Data listing

————————

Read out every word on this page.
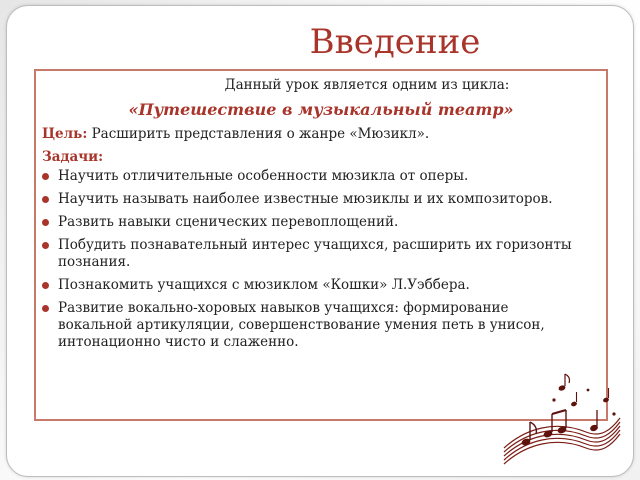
Введение
Данный урок является одним из цикла:
«Путешествие в музыкальный театр»
Цель: Расширить представления о жанре «Мюзикл».
Задачи:
Научить отличительные особенности мюзикла от оперы.
Научить называть наиболее известные мюзиклы и их композиторов.
Развить навыки сценических перевоплощений.
Побудить познавательный интерес учащихся, расширить их горизонты познания.
Познакомить учащихся с мюзиклом «Кошки» Л.Уэббера.
Развитие вокально-хоровых навыков учащихся: формирование вокальной артикуляции, совершенствование умения петь в унисон, интонационно чисто и слаженно.
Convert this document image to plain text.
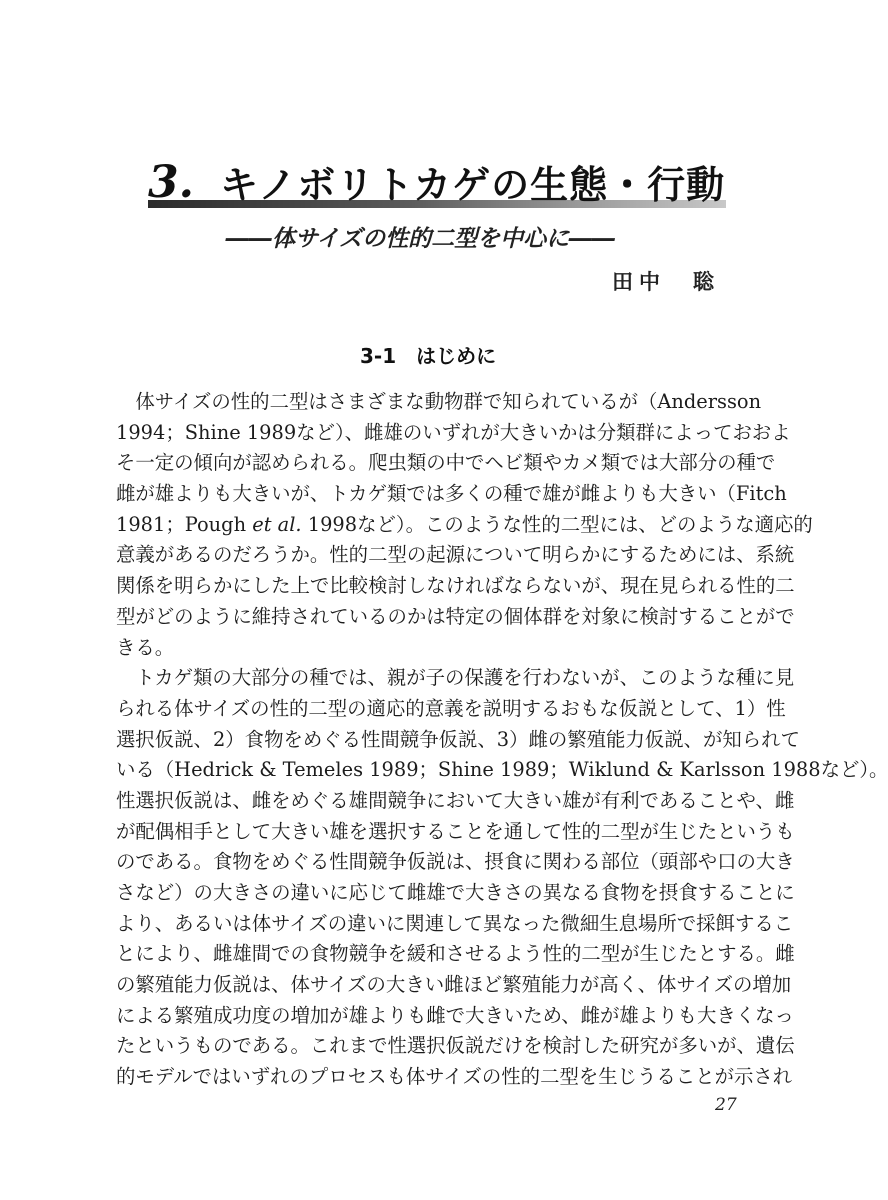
3. キノボリトカゲの生態・行動
――体サイズの性的二型を中心に――
田中　聡
3-1 はじめに
　体サイズの性的二型はさまざまな動物群で知られているが（Andersson
1994；Shine 1989など）、雌雄のいずれが大きいかは分類群によっておおよ
そ一定の傾向が認められる。爬虫類の中でヘビ類やカメ類では大部分の種で
雌が雄よりも大きいが、トカゲ類では多くの種で雄が雌よりも大きい（Fitch
1981；Pough et al. 1998など）。このような性的二型には、どのような適応的
意義があるのだろうか。性的二型の起源について明らかにするためには、系統
関係を明らかにした上で比較検討しなければならないが、現在見られる性的二
型がどのように維持されているのかは特定の個体群を対象に検討することがで
きる。
　トカゲ類の大部分の種では、親が子の保護を行わないが、このような種に見
られる体サイズの性的二型の適応的意義を説明するおもな仮説として、1）性
選択仮説、2）食物をめぐる性間競争仮説、3）雌の繁殖能力仮説、が知られて
いる（Hedrick & Temeles 1989；Shine 1989；Wiklund & Karlsson 1988など）。
性選択仮説は、雌をめぐる雄間競争において大きい雄が有利であることや、雌
が配偶相手として大きい雄を選択することを通して性的二型が生じたというも
のである。食物をめぐる性間競争仮説は、摂食に関わる部位（頭部や口の大き
さなど）の大きさの違いに応じて雌雄で大きさの異なる食物を摂食することに
より、あるいは体サイズの違いに関連して異なった微細生息場所で採餌するこ
とにより、雌雄間での食物競争を緩和させるよう性的二型が生じたとする。雌
の繁殖能力仮説は、体サイズの大きい雌ほど繁殖能力が高く、体サイズの増加
による繁殖成功度の増加が雄よりも雌で大きいため、雌が雄よりも大きくなっ
たというものである。これまで性選択仮説だけを検討した研究が多いが、遺伝
的モデルではいずれのプロセスも体サイズの性的二型を生じうることが示され
27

————————

Directions
Reproduce every entry word for word, but skip any pictures.

Answer to the problem
Read out every word on this page.
Введение
Данный урок является одним из цикла:
«Путешествие в музыкальный театр»
Цель: Расширить представления о жанре «Мюзикл».
Задачи:
Научить отличительные особенности мюзикла от оперы.
Научить называть наиболее известные мюзиклы и их композиторов.
Развить навыки сценических перевоплощений.
Побудить познавательный интерес учащихся, расширить их горизонты познания.
Познакомить учащихся с мюзиклом «Кошки» Л.Уэббера.
Развитие вокально-хоровых навыков учащихся: формирование вокальной артикуляции, совершенствование умения петь в унисон, интонационно чисто и слаженно.
Convert this document image to plain text.
3. キノボリトカゲの生態・行動
――体サイズの性的二型を中心に――
田中　聡
3-1 はじめに
　体サイズの性的二型はさまざまな動物群で知られているが（Andersson
1994；Shine 1989など）、雌雄のいずれが大きいかは分類群によっておおよ
そ一定の傾向が認められる。爬虫類の中でヘビ類やカメ類では大部分の種で
雌が雄よりも大きいが、トカゲ類では多くの種で雄が雌よりも大きい（Fitch
1981；Pough et al. 1998など）。このような性的二型には、どのような適応的
意義があるのだろうか。性的二型の起源について明らかにするためには、系統
関係を明らかにした上で比較検討しなければならないが、現在見られる性的二
型がどのように維持されているのかは特定の個体群を対象に検討することがで
きる。
　トカゲ類の大部分の種では、親が子の保護を行わないが、このような種に見
られる体サイズの性的二型の適応的意義を説明するおもな仮説として、1）性
選択仮説、2）食物をめぐる性間競争仮説、3）雌の繁殖能力仮説、が知られて
いる（Hedrick & Temeles 1989；Shine 1989；Wiklund & Karlsson 1988など）。
性選択仮説は、雌をめぐる雄間競争において大きい雄が有利であることや、雌
が配偶相手として大きい雄を選択することを通して性的二型が生じたというも
のである。食物をめぐる性間競争仮説は、摂食に関わる部位（頭部や口の大き
さなど）の大きさの違いに応じて雌雄で大きさの異なる食物を摂食することに
より、あるいは体サイズの違いに関連して異なった微細生息場所で採餌するこ
とにより、雌雄間での食物競争を緩和させるよう性的二型が生じたとする。雌
の繁殖能力仮説は、体サイズの大きい雌ほど繁殖能力が高く、体サイズの増加
による繁殖成功度の増加が雄よりも雌で大きいため、雌が雄よりも大きくなっ
たというものである。これまで性選択仮説だけを検討した研究が多いが、遺伝
的モデルではいずれのプロセスも体サイズの性的二型を生じうることが示され
27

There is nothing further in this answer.